--- START DATA PROVIDED ---

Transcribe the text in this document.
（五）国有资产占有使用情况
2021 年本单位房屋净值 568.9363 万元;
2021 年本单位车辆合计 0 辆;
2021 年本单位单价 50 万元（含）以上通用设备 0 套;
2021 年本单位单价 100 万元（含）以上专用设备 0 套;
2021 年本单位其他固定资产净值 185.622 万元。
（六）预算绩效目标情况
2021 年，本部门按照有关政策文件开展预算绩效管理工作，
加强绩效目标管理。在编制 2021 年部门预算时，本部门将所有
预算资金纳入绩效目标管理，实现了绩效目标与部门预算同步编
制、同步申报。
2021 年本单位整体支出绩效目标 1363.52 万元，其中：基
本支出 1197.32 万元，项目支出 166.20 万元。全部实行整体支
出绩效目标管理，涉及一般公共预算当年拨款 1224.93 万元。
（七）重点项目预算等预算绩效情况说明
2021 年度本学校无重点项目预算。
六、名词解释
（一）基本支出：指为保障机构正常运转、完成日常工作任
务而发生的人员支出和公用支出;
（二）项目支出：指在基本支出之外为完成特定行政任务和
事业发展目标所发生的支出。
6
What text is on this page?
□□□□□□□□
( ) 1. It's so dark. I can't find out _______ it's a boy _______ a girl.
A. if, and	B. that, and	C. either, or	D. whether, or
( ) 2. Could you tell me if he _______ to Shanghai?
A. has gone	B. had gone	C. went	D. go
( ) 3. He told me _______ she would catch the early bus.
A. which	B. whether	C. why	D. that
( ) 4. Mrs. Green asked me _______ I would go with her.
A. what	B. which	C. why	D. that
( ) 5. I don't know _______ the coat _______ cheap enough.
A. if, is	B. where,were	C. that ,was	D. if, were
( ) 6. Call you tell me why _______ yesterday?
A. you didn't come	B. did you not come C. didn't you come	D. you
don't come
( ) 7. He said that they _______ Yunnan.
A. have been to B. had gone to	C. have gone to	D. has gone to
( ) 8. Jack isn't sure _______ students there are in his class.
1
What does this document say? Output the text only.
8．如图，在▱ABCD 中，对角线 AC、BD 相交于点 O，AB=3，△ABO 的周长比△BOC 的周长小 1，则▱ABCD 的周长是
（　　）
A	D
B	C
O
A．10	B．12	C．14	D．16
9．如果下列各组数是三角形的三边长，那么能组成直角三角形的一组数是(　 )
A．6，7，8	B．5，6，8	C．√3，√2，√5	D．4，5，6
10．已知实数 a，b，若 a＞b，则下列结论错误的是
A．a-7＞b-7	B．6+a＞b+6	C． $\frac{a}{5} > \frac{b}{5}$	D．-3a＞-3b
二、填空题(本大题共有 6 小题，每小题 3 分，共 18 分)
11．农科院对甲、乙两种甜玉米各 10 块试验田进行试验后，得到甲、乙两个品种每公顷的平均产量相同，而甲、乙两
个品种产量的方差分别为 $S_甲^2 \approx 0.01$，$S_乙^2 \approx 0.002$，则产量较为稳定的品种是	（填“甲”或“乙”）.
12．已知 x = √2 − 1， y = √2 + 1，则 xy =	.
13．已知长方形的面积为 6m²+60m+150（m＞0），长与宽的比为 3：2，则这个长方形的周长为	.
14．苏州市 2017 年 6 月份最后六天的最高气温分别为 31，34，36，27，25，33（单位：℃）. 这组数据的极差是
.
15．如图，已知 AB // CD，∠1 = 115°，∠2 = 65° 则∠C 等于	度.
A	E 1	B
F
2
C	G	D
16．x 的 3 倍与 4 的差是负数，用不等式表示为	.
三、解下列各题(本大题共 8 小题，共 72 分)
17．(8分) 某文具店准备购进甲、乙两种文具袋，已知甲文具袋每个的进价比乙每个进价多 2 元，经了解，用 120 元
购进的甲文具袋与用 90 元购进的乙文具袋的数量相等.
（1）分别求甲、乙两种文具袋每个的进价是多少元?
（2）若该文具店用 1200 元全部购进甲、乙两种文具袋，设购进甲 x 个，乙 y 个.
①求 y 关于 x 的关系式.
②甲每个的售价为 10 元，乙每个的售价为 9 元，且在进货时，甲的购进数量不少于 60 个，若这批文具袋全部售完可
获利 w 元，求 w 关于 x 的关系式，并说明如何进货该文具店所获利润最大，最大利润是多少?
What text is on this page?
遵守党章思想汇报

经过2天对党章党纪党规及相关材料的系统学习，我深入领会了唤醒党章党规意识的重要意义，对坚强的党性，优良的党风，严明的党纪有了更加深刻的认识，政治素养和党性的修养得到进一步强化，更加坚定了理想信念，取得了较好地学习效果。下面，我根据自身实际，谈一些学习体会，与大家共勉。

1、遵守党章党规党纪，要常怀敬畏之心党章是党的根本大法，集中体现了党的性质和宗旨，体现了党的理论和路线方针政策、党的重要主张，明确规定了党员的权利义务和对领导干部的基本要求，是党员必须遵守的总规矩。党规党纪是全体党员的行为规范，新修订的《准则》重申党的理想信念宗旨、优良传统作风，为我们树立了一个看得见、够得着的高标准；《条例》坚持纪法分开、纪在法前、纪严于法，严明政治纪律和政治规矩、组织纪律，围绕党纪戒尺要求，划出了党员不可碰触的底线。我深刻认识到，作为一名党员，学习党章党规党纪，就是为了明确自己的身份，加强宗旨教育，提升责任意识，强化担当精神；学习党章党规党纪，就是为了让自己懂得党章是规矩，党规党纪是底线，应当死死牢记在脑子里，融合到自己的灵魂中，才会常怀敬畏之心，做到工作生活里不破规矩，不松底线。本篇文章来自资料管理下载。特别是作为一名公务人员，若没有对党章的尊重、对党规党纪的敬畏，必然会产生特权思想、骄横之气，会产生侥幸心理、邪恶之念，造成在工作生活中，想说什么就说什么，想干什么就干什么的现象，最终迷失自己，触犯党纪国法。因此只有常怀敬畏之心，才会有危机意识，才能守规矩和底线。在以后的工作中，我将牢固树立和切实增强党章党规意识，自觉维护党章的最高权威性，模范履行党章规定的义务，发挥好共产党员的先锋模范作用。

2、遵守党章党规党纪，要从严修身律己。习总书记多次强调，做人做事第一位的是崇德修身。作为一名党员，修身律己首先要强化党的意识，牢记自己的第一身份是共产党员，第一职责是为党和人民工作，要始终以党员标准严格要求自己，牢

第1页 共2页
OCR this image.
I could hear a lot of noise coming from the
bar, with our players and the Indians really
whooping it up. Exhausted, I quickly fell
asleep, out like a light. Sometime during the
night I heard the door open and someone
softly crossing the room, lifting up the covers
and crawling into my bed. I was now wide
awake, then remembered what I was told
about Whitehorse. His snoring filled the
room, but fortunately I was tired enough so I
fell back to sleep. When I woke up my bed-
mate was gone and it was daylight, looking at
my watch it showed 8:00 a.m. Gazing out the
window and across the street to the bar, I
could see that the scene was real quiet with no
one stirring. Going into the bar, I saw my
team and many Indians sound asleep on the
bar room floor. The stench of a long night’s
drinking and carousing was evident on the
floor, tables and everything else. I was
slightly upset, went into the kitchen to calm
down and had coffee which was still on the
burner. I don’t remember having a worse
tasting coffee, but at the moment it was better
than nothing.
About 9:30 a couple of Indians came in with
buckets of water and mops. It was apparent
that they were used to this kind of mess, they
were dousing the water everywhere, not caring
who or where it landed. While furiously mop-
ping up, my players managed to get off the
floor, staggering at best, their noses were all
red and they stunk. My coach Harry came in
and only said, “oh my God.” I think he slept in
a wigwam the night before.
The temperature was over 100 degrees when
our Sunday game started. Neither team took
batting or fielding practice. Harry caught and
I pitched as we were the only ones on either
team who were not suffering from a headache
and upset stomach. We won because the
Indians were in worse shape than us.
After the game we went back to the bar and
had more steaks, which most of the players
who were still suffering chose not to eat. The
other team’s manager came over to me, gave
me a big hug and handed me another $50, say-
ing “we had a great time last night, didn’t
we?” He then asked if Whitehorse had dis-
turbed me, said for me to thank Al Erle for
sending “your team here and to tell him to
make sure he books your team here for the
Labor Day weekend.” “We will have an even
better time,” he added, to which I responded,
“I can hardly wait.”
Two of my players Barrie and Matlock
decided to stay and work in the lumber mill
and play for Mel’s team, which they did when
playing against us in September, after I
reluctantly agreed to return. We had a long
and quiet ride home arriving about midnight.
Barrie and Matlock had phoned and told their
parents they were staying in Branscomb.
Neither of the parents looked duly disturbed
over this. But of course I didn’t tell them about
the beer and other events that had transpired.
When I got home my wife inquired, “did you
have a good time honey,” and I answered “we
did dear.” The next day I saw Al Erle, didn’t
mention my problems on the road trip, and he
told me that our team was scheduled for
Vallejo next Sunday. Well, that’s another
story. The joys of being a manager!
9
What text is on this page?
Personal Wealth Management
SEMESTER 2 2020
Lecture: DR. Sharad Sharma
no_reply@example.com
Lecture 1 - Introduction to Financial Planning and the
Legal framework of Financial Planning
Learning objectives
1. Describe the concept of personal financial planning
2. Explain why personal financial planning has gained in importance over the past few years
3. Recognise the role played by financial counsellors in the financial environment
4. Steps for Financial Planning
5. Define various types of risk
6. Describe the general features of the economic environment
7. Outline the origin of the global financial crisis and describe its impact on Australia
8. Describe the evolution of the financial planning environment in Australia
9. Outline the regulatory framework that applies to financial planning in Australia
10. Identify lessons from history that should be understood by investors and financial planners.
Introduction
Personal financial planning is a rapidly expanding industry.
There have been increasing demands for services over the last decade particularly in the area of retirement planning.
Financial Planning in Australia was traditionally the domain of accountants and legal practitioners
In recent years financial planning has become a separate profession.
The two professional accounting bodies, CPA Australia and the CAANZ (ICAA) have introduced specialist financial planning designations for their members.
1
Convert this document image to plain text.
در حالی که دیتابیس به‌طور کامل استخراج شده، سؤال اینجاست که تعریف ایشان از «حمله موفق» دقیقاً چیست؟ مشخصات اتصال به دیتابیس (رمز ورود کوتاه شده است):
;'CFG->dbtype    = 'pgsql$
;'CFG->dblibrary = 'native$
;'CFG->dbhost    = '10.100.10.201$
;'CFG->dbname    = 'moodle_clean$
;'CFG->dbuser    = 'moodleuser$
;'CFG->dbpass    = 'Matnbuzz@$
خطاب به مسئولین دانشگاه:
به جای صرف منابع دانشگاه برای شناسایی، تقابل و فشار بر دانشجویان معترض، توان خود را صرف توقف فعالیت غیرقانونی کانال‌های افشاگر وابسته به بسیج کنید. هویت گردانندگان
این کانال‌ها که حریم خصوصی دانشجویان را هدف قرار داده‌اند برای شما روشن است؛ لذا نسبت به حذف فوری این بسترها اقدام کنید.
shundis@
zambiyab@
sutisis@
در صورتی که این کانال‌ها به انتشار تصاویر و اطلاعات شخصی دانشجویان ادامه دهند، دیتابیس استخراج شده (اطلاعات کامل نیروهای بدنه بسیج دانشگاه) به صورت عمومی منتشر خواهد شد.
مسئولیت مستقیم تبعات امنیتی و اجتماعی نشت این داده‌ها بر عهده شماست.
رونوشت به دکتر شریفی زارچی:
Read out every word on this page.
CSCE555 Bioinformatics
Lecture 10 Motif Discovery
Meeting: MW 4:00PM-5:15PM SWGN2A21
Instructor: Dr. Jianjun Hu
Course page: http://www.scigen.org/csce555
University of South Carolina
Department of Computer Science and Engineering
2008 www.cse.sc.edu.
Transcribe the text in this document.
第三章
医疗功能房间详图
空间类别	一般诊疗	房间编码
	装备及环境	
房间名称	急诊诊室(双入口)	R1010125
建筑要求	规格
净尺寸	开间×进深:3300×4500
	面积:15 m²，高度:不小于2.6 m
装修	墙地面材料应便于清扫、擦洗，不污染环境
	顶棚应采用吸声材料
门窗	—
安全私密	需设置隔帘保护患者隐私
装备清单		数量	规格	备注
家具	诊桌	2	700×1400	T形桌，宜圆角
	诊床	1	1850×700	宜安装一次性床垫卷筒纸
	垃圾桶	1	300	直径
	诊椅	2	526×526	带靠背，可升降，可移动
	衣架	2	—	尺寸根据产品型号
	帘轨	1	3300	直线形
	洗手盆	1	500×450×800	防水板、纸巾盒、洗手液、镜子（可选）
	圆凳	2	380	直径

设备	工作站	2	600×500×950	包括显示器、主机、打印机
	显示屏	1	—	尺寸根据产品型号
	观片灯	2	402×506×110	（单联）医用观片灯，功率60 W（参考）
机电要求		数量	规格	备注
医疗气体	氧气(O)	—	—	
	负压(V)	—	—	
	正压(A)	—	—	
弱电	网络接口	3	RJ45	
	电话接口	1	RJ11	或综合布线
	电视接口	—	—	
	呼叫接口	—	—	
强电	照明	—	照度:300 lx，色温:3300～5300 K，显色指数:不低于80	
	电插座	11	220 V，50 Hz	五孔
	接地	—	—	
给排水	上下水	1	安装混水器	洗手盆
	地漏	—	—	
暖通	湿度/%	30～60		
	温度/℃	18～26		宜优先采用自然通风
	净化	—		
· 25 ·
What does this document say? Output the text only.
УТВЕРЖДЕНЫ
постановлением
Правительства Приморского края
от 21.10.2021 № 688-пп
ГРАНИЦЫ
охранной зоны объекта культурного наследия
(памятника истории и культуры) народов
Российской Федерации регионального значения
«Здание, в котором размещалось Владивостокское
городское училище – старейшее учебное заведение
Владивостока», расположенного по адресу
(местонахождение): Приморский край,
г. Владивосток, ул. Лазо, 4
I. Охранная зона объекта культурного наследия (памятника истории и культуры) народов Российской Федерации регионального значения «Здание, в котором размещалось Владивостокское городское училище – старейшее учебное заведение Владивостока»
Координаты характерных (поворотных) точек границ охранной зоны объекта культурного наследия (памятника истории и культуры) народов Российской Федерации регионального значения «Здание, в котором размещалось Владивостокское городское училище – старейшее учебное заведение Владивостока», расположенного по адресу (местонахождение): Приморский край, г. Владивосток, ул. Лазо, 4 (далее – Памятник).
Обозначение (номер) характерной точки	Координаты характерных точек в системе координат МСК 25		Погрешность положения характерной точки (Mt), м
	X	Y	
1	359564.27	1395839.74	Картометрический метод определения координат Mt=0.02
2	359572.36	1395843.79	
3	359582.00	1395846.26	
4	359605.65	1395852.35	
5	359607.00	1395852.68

--- END DATA PROVIDED ---

> **TASK GOAL**: Pick out the lines above containing the word "старейшее", then copy them.

> **SOLUTION TO THIS EXERCISE**:
городское училище – старейшее учебное заведение
I. Охранная зона объекта культурного наследия (памятника истории и культуры) народов Российской Федерации регионального значения «Здание, в котором размещалось Владивостокское городское училище – старейшее учебное заведение Владивостока»
Координаты характерных (поворотных) точек границ охранной зоны объекта культурного наследия (памятника истории и культуры) народов Российской Федерации регионального значения «Здание, в котором размещалось Владивостокское городское училище – старейшее учебное заведение Владивостока», расположенного по адресу (местонахождение): Приморский край, г. Владивосток, ул. Лазо, 4 (далее – Памятник).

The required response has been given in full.